# EXERCISE MATERIAL
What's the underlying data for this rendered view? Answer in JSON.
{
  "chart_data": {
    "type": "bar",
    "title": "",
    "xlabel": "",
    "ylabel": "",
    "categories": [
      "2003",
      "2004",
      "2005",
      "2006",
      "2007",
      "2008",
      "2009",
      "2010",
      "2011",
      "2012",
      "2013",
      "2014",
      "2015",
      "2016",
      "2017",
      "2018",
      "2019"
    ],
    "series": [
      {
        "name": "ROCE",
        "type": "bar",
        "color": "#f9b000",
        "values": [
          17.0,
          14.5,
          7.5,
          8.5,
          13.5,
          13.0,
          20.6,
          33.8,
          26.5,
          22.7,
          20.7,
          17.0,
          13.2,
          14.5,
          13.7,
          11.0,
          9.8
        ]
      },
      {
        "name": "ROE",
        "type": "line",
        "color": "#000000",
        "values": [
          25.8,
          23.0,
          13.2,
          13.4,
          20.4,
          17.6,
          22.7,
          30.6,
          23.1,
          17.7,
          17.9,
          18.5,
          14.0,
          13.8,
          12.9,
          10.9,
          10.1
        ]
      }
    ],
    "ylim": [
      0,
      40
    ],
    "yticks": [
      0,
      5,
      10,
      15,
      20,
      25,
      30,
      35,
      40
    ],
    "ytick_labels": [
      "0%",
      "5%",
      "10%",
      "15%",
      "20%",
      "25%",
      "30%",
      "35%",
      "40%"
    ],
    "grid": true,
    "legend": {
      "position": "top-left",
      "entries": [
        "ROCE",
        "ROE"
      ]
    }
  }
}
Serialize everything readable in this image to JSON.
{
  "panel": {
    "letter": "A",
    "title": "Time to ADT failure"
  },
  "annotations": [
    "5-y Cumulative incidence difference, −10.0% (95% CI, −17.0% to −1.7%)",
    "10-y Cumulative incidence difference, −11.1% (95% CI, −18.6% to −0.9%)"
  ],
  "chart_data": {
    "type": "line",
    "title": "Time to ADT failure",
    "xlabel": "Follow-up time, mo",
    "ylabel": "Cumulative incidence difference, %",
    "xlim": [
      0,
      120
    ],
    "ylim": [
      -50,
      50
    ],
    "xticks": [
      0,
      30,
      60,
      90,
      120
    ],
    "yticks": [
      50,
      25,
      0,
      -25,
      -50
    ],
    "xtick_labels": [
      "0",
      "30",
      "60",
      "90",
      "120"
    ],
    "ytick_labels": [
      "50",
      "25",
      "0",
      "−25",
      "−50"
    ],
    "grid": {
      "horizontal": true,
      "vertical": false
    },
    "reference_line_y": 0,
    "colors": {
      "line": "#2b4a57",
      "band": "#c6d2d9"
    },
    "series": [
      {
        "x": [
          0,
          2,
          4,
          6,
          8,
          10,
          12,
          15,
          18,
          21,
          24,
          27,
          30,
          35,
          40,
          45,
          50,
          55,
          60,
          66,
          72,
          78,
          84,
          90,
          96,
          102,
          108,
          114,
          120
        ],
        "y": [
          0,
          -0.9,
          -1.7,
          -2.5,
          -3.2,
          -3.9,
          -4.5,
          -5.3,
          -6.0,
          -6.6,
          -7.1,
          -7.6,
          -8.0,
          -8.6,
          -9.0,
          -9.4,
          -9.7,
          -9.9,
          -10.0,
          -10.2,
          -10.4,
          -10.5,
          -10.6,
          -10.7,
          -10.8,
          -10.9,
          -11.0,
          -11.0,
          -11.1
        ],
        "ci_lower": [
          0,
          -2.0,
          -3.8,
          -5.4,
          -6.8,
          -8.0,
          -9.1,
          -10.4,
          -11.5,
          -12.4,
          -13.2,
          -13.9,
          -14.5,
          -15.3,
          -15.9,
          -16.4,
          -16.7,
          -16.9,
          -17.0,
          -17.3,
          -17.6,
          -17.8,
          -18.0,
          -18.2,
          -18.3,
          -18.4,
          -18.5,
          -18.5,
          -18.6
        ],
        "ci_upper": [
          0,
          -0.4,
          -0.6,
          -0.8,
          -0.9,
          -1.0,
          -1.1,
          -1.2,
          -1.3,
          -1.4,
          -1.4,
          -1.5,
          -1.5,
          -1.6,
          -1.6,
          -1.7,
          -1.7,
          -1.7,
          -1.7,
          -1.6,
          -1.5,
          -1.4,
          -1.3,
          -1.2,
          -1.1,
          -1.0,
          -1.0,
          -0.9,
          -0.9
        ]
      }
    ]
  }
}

# WRITTEN TASK
Return from the data every line that holds "failure".

# RESULT OF THE TASK
    "title": "Time to ADT failure"
    "title": "Time to ADT failure",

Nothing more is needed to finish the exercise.